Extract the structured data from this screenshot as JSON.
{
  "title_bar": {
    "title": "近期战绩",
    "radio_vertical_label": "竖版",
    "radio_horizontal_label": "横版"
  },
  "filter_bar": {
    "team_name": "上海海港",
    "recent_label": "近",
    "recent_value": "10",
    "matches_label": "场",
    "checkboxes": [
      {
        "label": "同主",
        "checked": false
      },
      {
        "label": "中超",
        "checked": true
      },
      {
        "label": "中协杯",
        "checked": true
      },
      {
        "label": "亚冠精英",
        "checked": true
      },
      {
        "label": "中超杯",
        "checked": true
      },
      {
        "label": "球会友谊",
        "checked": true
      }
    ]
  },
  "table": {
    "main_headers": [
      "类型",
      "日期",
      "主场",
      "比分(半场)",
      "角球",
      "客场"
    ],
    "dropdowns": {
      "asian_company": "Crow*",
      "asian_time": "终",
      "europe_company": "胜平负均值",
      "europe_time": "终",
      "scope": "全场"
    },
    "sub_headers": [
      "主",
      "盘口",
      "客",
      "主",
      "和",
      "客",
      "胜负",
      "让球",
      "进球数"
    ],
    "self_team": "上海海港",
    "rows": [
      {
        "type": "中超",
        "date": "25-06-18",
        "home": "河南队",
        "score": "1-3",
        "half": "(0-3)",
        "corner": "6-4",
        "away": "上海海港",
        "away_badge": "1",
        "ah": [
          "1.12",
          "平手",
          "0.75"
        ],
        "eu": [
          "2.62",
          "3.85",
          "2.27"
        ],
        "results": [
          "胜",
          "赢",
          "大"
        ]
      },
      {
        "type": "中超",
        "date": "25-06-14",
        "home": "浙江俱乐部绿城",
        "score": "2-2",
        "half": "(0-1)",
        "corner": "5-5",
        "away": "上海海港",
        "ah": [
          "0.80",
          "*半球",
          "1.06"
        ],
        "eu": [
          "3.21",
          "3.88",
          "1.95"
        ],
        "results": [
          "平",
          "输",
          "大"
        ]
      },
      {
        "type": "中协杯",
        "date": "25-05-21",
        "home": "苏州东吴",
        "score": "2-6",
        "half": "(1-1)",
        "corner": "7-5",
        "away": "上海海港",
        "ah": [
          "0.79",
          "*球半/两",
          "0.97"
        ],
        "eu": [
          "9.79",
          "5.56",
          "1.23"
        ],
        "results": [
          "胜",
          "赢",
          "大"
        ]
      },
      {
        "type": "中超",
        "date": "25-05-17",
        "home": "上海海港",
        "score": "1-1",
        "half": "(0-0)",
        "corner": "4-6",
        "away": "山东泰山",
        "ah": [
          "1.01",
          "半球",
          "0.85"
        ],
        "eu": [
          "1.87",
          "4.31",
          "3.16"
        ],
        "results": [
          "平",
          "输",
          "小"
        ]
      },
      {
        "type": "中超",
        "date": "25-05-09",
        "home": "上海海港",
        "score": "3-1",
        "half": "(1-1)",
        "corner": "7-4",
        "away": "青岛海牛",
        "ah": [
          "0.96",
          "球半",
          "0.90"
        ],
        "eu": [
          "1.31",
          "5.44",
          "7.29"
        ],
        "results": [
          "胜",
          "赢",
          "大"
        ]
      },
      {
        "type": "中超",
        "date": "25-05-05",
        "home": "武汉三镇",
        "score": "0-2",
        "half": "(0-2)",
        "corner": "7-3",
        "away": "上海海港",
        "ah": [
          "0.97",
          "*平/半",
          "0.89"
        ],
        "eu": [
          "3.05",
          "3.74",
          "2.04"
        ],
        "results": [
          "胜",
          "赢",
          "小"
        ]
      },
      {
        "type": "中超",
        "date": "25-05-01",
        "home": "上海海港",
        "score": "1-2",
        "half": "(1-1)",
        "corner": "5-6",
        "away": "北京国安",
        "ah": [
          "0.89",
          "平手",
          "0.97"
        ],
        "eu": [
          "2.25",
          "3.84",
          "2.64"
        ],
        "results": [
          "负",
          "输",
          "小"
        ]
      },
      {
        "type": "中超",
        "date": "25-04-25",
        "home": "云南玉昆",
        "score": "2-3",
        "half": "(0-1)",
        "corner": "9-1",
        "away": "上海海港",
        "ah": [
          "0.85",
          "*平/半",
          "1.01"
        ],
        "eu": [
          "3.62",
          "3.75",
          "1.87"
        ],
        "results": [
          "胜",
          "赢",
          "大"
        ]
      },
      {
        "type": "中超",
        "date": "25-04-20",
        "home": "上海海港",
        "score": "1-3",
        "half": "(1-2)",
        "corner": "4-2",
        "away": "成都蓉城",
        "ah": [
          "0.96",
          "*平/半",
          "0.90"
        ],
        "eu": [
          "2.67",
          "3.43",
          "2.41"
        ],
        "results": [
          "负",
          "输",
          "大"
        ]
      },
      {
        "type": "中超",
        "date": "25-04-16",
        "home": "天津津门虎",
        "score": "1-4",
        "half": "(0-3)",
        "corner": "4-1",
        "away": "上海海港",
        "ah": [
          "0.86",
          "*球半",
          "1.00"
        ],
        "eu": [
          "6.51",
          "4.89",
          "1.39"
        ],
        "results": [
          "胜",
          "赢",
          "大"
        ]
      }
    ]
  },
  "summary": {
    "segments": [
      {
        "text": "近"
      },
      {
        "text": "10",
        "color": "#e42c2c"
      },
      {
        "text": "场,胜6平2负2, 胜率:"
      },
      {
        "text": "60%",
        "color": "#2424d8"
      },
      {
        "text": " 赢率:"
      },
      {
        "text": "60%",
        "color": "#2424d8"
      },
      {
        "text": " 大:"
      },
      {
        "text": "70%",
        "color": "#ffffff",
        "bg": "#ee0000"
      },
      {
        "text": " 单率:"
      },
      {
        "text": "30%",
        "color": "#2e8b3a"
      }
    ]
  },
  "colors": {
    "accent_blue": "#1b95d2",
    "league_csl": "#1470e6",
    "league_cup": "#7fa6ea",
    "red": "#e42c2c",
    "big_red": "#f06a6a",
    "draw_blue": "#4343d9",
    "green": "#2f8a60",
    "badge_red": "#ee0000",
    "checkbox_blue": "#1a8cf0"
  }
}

- [What is asked]:
Report each line of the material above where the word "corner" appears.

- [The solution]:
        "corner": "6-4",
        "corner": "5-5",
        "corner": "7-5",
        "corner": "4-6",
        "corner": "7-4",
        "corner": "7-3",
        "corner": "5-6",
        "corner": "9-1",
        "corner": "4-2",
        "corner": "4-1",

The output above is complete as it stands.